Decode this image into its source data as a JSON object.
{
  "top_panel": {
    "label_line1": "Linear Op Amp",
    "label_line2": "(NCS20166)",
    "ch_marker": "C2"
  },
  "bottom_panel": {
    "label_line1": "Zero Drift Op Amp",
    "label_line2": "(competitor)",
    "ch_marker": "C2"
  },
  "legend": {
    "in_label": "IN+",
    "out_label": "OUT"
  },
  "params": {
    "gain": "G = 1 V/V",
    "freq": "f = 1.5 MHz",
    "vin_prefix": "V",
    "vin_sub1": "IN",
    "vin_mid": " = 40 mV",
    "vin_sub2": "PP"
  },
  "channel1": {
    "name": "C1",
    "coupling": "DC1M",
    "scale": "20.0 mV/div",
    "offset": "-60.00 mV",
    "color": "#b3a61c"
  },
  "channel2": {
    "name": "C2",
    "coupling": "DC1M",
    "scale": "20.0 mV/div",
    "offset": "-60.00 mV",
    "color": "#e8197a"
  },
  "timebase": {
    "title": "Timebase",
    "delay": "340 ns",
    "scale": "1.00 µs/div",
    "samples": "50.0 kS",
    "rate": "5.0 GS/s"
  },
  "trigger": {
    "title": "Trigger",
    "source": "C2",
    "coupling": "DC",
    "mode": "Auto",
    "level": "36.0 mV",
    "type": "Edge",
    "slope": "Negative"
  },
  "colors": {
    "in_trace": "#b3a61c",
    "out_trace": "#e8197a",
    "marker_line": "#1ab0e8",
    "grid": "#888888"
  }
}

• _WHAT TO DO_
Transcribe all lines as written.

• _OUTPUT OF THE EXERCISE_
Decode this image into its source data as a JSON object.
{
  "top_panel": {
    "label_line1": "Linear Op Amp",
    "label_line2": "(NCS20166)",
    "ch_marker": "C2"
  },
  "bottom_panel": {
    "label_line1": "Zero Drift Op Amp",
    "label_line2": "(competitor)",
    "ch_marker": "C2"
  },
  "legend": {
    "in_label": "IN+",
    "out_label": "OUT"
  },
  "params": {
    "gain": "G = 1 V/V",
    "freq": "f = 1.5 MHz",
    "vin_prefix": "V",
    "vin_sub1": "IN",
    "vin_mid": " = 40 mV",
    "vin_sub2": "PP"
  },
  "channel1": {
    "name": "C1",
    "coupling": "DC1M",
    "scale": "20.0 mV/div",
    "offset": "-60.00 mV",
    "color": "#b3a61c"
  },
  "channel2": {
    "name": "C2",
    "coupling": "DC1M",
    "scale": "20.0 mV/div",
    "offset": "-60.00 mV",
    "color": "#e8197a"
  },
  "timebase": {
    "title": "Timebase",
    "delay": "340 ns",
    "scale": "1.00 µs/div",
    "samples": "50.0 kS",
    "rate": "5.0 GS/s"
  },
  "trigger": {
    "title": "Trigger",
    "source": "C2",
    "coupling": "DC",
    "mode": "Auto",
    "level": "36.0 mV",
    "type": "Edge",
    "slope": "Negative"
  },
  "colors": {
    "in_trace": "#b3a61c",
    "out_trace": "#e8197a",
    "marker_line": "#1ab0e8",
    "grid": "#888888"
  }
}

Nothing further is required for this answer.